## Compito 1
Trasforma in un elenco puntato più breve il paragrafo dell'articolo che inizia con «Ha ottenuto una riduzione della pena», senza perdere i fatti principali.
## Compito 2
Secondo l'articolo, in che giorno fu trovata morta Francesca Ferraguto?

___ Brano del documento ___

Quello che squarta la fidanzata
06/02/2012 - E ottiene una riduzione della pena Ha ottenuto una riduzione della pena l’operaio di 28 anni di Augusta (Siracusa) che uccise e fece a pezzi la sua fidanzata. I giudici della Corte di Appello di Catania hanno inflitto 18 anni
E ottiene una riduzione della pena
Ha ottenuto una riduzione della pena l’operaio di 28 anni di Augusta (Siracusa) che uccise e fece a pezzi la sua fidanzata. I giudici della Corte di Appello di Catania hanno inflitto 18 anni di reclusione a Gianfranco Bari, che in primo grado era stato condannato a 20 anni. La vittima, Francesca Ferraguto, 22 anni, venne trovata morta il 25 maggio del 2009 in un terreno agricolo nella disponibilita’ della famiglia dell’imputato, che fece a brandelli il corpo della ragazza prima di seppellirlo. La vittima era scomparsa cinque mesi prima del ritrovamento del suo cadavere e secondo la ricostruzione dell’accusa il suo fidanzato, usandone il cellulare, avrebbe fatto credere che si era allontanata da casa volontariamente. Il caso era stato seguito dalla trasmissione televisiva “Chi l’ha visto?” e infine Bari aveva confessato e fatto ritrovare i resti della ragazza. Sia in primo che in secondo grado l’accusa aveva chiesto l’ergastolo. (Agi)













ormai siamo arrivati al’assurdo!!!! Niente carcere per gli stupratori di gruppo, riduzione della pena a chi uccide in maniera così efferata!!!! In questo modo si incentiva il crimine e la violenza sulle donne!!!! VERGOGNA
l’assurdo si chiama Italia…un paese che se ti fai una canna muori in galera pestato di botte dai secondini, e se sei una donna stuprata o uccisa nn avrai mai una giustizia. MA CHE BEL PAESE DE MERDE!!!!!!!!!!!!!!!

___ Elenco dati ___

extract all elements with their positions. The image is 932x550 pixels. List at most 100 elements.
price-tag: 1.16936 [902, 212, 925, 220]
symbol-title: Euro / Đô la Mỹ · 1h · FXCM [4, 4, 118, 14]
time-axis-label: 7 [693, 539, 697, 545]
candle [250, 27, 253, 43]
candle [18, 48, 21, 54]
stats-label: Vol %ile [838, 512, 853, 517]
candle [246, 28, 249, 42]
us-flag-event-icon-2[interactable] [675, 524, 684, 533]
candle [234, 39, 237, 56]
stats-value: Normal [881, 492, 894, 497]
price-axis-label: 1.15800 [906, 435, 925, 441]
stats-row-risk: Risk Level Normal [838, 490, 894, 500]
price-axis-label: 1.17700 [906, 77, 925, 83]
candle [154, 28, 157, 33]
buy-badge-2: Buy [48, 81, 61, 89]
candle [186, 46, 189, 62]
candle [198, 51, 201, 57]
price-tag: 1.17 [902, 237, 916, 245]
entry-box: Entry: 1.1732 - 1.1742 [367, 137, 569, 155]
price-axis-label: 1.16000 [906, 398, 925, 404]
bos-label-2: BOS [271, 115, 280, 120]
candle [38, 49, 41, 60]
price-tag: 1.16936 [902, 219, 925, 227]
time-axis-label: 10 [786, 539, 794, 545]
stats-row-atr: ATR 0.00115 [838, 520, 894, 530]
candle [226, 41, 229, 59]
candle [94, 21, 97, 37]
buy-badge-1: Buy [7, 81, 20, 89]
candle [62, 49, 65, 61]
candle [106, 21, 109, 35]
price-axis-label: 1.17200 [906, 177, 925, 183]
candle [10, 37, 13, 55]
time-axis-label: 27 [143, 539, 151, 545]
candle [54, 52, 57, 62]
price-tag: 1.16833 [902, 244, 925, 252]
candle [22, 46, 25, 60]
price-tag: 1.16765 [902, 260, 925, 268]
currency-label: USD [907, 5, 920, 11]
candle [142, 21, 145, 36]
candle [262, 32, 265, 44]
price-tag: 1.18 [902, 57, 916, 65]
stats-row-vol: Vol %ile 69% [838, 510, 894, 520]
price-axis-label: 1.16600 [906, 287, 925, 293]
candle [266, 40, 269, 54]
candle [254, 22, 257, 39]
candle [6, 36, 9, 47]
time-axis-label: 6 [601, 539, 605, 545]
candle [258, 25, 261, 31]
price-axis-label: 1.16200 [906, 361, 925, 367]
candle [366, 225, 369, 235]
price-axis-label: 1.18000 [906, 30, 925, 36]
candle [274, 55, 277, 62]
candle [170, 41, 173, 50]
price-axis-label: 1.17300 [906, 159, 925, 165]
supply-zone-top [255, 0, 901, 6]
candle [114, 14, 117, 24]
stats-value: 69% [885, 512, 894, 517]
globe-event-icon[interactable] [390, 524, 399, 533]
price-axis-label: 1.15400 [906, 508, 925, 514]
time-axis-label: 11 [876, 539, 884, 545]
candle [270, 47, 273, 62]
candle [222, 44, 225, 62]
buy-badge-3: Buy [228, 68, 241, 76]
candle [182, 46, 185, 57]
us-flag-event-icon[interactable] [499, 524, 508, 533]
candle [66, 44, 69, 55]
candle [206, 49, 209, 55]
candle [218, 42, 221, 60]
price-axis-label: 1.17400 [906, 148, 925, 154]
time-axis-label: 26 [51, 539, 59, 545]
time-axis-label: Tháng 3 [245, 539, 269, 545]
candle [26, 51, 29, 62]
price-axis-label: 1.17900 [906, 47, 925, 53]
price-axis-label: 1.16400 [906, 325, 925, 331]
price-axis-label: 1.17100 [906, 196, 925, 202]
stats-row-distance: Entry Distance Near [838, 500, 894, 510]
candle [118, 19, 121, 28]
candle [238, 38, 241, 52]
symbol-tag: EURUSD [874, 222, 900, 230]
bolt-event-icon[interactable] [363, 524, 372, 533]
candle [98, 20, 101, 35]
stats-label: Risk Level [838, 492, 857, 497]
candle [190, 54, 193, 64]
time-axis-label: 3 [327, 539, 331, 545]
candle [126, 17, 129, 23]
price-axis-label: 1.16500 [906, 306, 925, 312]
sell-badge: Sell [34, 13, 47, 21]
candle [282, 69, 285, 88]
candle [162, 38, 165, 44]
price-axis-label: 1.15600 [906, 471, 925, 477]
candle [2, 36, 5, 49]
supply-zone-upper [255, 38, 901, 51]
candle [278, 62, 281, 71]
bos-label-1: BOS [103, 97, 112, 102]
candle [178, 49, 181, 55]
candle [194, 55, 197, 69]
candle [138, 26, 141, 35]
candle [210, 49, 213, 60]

___

## Spazio risposta 1
- Gianfranco Bari, operaio di 28 anni di Augusta (Siracusa), uccise e fece a pezzi la fidanzata Francesca Ferraguto, 22 anni.
- La Corte di Appello di Catania lo ha condannato a 18 anni di reclusione, contro i 20 del primo grado.
- La ragazza era scomparsa cinque mesi prima del ritrovamento. Secondo l'accusa, Bari usò il cellulare di lei per far credere che si fosse allontanata di casa volontariamente.
- Il corpo, fatto a brandelli e sepolto, fu trovato il 25 maggio 2009 in un terreno agricolo nella disponibilità della famiglia dell'imputato.
- Il caso fu seguito da "Chi l'ha visto?". Alla fine Bari confessò e fece ritrovare i resti.
- In primo e in secondo grado l'accusa aveva chiesto l'ergastolo.

## Spazio risposta 2
Il 25 maggio 2009.